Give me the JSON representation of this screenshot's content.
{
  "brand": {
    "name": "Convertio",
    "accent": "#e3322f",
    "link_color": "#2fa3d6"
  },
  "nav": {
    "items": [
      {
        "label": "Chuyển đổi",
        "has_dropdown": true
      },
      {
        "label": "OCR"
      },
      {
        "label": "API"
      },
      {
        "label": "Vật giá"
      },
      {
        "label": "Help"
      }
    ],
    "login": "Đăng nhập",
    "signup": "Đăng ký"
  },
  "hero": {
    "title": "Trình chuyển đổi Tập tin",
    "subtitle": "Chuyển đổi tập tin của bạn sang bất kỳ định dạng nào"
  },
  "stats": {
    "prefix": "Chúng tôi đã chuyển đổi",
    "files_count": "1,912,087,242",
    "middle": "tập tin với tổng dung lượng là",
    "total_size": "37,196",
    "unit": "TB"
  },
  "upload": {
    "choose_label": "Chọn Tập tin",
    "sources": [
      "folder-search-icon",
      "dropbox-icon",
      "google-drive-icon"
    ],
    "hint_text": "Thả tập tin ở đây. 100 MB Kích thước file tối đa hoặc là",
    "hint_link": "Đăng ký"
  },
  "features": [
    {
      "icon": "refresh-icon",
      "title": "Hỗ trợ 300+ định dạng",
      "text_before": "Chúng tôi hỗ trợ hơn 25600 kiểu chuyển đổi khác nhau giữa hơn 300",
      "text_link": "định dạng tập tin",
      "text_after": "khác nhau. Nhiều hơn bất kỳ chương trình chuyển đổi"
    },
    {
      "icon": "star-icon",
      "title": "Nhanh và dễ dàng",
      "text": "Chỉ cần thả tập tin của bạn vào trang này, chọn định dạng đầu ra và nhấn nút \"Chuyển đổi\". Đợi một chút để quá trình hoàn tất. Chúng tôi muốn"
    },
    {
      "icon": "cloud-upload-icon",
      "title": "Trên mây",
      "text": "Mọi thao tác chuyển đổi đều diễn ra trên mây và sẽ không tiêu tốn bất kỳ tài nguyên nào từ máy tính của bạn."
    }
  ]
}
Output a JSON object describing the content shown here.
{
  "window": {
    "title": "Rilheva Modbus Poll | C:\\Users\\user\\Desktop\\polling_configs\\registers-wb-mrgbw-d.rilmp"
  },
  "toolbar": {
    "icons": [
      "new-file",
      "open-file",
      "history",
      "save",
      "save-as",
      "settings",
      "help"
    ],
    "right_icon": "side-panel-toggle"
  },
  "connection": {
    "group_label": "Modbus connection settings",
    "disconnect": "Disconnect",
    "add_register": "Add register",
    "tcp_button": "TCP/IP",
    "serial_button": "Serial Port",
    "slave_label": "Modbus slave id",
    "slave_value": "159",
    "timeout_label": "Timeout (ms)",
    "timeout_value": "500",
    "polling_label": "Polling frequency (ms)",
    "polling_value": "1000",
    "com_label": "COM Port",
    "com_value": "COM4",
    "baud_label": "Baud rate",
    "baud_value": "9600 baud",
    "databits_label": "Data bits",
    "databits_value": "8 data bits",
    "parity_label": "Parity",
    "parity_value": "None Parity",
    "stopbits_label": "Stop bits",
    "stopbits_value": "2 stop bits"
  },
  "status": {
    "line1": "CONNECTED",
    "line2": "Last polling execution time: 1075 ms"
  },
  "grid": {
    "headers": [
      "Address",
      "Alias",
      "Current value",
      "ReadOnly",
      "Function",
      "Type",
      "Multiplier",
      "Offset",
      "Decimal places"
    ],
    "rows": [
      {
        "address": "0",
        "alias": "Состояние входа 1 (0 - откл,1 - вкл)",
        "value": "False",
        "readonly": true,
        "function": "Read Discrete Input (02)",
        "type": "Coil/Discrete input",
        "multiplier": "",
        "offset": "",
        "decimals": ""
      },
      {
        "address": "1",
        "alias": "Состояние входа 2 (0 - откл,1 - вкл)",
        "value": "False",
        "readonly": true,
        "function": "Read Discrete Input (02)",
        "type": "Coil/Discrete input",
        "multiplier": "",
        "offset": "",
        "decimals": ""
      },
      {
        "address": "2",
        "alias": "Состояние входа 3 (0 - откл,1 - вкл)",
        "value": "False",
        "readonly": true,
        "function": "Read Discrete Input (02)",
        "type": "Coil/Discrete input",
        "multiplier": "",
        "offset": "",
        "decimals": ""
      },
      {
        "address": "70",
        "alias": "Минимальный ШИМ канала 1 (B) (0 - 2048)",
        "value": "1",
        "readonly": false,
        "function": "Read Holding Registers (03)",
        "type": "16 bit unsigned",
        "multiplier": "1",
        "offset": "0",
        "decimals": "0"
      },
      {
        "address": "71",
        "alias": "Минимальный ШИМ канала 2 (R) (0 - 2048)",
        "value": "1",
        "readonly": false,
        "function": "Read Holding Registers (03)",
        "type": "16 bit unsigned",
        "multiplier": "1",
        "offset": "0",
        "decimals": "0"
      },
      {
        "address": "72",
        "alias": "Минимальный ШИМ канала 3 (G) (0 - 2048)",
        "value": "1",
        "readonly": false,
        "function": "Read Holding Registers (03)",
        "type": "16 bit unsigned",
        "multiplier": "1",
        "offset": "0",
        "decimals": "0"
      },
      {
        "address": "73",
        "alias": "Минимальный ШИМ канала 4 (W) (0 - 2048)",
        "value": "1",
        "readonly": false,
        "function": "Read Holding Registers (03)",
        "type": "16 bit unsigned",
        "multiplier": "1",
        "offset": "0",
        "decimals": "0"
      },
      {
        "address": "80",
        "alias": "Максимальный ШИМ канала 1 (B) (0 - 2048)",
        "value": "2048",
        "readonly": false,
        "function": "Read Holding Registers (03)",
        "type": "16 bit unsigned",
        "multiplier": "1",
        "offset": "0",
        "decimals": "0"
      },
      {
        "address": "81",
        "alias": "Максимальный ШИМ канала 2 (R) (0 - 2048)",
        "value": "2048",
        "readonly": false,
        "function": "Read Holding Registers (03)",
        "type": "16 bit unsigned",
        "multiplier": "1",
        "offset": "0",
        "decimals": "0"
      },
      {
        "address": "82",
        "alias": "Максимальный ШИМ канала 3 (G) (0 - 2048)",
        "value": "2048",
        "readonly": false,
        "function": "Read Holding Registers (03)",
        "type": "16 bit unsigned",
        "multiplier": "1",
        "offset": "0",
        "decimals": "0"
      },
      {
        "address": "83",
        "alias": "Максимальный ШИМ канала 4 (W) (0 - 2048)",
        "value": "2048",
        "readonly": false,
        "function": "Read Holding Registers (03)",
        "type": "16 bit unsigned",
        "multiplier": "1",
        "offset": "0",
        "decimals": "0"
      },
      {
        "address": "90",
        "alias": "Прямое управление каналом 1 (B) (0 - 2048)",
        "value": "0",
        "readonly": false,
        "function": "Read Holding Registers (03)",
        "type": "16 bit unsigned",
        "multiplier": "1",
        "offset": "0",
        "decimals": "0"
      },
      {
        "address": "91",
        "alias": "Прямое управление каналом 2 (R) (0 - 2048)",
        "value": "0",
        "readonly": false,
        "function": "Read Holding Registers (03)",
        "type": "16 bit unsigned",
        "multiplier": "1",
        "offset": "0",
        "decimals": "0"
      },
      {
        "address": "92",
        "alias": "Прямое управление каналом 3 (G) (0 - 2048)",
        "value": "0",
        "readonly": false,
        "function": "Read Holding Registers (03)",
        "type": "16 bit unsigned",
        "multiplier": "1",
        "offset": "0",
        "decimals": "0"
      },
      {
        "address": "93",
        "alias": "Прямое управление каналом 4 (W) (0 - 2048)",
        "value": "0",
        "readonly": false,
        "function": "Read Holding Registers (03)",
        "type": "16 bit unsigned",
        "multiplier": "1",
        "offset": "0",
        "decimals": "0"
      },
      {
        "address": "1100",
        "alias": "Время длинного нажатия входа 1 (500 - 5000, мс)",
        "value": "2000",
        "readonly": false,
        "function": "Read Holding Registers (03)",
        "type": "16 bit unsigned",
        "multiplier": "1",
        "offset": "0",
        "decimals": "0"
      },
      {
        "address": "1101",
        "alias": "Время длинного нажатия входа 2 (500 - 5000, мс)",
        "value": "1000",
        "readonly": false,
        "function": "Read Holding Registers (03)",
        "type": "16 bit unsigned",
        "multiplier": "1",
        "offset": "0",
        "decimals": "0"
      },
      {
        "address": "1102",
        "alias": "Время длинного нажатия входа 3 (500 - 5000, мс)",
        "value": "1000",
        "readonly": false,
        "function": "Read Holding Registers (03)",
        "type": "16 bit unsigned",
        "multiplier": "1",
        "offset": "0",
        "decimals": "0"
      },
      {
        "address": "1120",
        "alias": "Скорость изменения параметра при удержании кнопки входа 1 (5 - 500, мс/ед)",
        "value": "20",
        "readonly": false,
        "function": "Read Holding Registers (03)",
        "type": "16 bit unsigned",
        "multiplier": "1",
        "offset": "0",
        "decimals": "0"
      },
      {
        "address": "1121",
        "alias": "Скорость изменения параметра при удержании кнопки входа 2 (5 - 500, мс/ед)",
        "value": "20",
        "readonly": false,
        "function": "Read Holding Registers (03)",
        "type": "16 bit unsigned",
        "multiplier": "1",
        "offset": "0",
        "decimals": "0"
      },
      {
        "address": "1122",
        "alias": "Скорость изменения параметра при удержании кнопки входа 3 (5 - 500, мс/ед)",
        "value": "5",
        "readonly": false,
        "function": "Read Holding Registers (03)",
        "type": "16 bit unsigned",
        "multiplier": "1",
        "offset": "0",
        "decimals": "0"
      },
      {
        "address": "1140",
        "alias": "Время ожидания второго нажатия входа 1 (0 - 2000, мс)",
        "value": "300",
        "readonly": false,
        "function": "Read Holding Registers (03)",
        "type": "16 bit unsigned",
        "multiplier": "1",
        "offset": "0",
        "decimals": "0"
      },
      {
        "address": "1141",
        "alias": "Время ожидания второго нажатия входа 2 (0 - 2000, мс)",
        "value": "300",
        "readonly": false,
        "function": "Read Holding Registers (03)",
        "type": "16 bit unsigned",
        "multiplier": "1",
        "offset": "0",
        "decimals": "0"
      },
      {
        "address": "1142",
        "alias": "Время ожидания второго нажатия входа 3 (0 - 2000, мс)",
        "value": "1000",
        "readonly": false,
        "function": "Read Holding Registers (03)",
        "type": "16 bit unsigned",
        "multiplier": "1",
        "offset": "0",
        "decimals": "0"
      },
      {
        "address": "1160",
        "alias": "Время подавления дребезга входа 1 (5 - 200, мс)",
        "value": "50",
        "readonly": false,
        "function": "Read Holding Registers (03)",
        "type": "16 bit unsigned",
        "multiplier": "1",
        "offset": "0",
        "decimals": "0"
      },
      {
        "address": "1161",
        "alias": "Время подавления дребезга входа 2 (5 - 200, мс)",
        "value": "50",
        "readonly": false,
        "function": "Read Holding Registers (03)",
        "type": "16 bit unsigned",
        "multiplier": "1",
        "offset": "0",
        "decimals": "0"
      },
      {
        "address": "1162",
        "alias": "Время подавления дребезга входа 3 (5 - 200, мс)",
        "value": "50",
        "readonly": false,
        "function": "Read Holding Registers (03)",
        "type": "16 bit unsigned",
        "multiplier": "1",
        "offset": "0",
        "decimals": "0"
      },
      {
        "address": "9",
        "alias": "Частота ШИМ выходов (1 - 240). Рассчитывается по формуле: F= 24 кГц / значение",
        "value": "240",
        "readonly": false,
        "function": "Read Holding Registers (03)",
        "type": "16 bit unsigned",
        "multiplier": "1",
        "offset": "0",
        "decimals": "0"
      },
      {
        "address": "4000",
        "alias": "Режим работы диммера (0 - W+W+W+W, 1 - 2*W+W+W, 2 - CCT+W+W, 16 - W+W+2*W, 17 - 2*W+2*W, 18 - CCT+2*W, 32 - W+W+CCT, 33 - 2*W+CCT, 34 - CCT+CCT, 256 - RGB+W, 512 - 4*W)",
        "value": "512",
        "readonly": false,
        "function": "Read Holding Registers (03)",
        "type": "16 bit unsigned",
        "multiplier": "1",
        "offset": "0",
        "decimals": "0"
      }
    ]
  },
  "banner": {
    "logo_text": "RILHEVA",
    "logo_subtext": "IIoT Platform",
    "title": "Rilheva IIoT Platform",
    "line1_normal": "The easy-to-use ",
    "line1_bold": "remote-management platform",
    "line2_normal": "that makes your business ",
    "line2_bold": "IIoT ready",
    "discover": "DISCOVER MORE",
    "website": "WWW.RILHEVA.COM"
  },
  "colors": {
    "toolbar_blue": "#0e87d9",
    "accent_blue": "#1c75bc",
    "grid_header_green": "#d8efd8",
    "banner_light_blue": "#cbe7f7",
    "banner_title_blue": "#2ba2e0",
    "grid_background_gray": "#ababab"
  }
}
********************
Aim of the exercise -
Count each line where the string "Đăng" occurs, and write only the number.

Response for this exercise -
3